>> BEGIN GIVEN ENTRIES
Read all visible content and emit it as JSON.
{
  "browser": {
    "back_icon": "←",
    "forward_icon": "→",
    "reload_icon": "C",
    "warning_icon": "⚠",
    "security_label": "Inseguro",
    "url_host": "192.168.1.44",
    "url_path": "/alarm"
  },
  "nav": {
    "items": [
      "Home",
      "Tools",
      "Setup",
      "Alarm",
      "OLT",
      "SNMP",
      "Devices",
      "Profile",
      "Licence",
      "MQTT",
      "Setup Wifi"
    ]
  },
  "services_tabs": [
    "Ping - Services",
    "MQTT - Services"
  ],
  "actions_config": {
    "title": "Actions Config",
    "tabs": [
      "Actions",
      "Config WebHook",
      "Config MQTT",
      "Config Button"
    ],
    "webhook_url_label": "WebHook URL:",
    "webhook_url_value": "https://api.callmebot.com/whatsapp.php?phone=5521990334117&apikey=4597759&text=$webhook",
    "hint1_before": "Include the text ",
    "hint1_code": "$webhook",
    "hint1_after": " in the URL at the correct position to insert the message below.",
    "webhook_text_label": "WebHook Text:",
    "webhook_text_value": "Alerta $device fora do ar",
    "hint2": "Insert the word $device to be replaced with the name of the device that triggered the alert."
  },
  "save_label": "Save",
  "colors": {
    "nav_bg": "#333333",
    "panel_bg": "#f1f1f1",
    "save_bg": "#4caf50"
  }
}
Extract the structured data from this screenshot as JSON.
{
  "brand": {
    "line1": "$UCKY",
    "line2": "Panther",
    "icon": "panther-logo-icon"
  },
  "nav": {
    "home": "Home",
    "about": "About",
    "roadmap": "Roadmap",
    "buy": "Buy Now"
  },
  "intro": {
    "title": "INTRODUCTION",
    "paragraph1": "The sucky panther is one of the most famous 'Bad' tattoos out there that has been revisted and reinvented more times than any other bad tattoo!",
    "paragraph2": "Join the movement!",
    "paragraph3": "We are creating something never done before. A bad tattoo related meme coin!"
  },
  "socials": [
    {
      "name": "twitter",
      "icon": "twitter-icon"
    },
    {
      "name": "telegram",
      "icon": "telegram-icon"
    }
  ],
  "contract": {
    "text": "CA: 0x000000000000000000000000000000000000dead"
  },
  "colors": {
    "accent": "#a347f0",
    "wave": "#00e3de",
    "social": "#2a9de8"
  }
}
>> END GIVEN ENTRIES
In the entries above, find each line with the word "that" and copy it.

- TASK RESULT -
    "hint2": "Insert the word $device to be replaced with the name of the device that triggered the alert."
    "paragraph1": "The sucky panther is one of the most famous 'Bad' tattoos out there that has been revisted and reinvented more times than any other bad tattoo!",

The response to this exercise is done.